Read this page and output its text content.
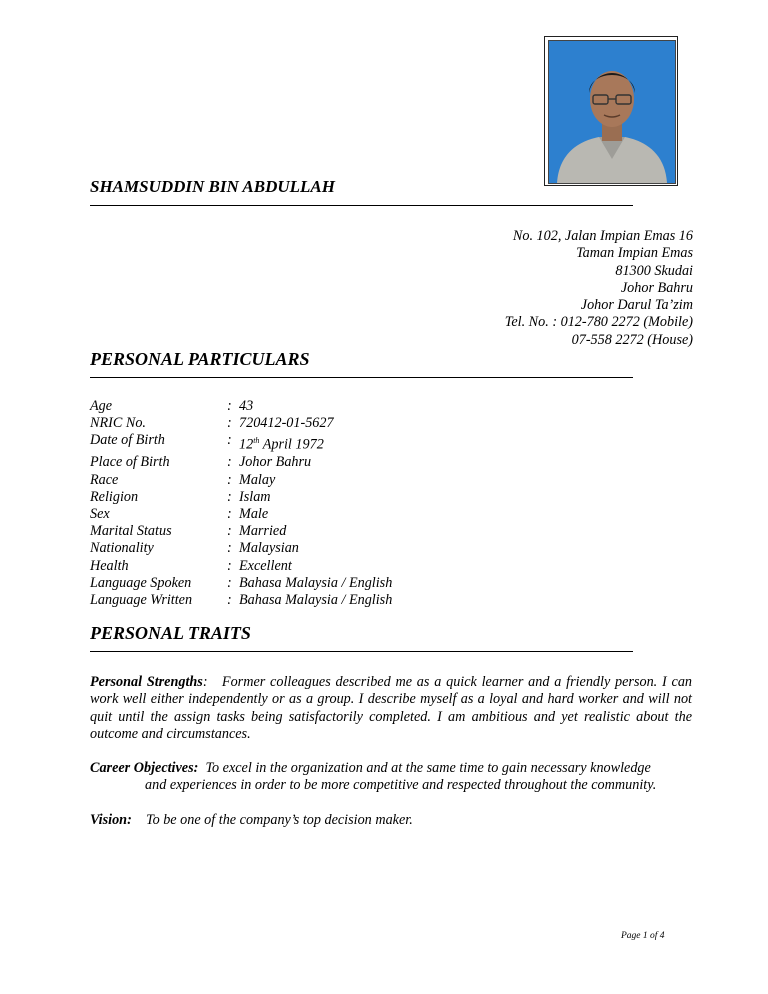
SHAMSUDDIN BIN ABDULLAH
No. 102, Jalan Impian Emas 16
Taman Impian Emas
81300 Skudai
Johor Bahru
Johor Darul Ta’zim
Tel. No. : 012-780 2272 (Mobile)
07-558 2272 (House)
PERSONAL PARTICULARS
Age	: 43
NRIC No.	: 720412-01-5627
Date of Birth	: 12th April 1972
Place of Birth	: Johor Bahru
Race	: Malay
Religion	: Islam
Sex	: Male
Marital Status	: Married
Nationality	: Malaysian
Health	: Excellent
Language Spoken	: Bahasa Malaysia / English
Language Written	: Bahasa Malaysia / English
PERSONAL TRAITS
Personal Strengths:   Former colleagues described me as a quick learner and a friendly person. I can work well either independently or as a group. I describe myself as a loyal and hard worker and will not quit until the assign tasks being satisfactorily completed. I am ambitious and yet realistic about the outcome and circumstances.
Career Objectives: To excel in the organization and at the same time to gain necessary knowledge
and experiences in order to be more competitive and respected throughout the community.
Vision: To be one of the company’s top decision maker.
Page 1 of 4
────────────────
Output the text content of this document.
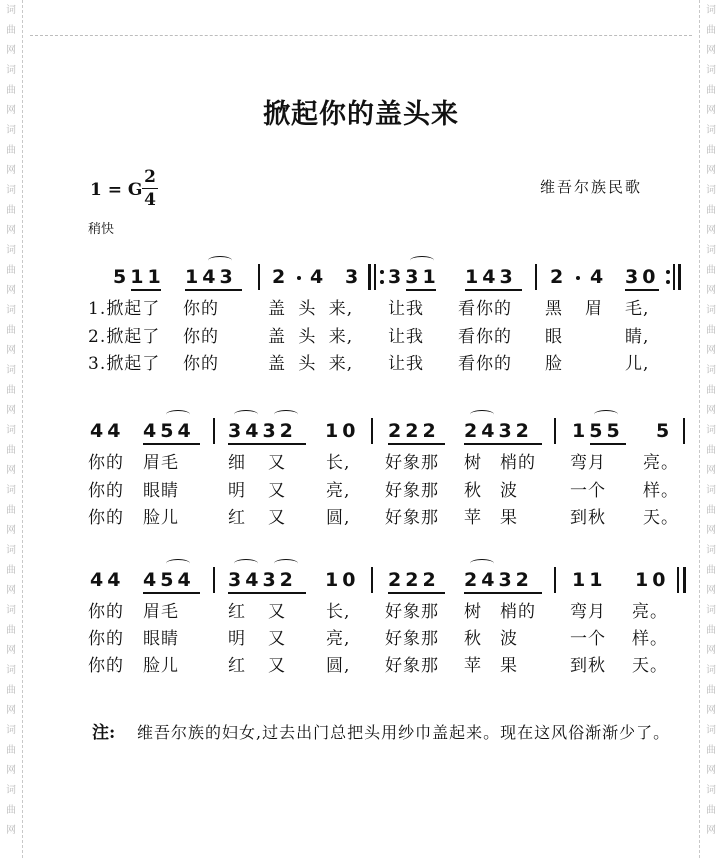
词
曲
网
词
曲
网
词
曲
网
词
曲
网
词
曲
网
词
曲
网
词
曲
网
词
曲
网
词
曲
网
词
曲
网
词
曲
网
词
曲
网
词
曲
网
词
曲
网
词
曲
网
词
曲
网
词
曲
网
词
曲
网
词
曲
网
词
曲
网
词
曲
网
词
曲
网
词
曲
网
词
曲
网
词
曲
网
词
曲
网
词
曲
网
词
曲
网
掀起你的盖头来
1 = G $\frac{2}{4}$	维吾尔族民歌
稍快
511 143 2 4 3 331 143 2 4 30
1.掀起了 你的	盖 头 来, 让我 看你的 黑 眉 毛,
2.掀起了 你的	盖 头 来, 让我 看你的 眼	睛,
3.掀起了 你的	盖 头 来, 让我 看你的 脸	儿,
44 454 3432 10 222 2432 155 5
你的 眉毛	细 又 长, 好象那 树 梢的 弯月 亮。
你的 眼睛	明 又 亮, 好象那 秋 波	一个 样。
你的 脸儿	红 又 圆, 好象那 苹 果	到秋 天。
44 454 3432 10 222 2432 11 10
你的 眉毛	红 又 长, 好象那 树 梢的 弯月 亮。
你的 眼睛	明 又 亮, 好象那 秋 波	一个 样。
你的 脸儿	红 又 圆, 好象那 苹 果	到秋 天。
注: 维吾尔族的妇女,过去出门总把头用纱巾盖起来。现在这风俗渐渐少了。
────────────────
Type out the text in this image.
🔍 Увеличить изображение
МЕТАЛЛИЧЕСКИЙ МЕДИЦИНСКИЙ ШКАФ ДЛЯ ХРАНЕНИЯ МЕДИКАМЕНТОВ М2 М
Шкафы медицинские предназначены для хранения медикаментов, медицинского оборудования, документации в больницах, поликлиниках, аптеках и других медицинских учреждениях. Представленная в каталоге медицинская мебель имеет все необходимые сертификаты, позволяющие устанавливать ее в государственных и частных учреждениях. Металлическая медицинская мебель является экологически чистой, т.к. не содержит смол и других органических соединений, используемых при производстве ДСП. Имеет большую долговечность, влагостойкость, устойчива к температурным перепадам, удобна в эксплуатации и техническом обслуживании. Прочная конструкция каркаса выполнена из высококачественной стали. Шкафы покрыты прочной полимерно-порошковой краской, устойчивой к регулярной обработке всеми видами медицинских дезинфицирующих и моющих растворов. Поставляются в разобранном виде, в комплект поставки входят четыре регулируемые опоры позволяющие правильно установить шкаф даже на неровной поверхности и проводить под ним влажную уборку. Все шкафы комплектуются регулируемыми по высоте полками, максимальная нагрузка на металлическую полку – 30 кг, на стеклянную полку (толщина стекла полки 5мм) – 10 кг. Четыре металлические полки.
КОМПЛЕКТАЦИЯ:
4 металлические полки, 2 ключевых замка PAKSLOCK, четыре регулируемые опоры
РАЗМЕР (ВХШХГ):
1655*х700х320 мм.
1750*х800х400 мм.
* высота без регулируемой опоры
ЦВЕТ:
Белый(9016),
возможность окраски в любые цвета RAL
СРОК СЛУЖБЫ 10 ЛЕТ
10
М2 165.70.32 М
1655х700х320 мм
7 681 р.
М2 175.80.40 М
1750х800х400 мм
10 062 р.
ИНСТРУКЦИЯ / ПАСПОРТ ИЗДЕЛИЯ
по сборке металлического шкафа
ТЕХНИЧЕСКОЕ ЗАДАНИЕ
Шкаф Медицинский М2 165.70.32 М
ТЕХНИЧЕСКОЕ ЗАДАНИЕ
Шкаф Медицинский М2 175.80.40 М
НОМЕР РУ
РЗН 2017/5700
────────────────
# WHAT YOU ARE ASKED TO DO
Pull every line containing "Birth" out of the data above.

# ANSWER TO THE EXERCISE
Date of Birth	: 12th April 1972
Place of Birth	: Johor Bahru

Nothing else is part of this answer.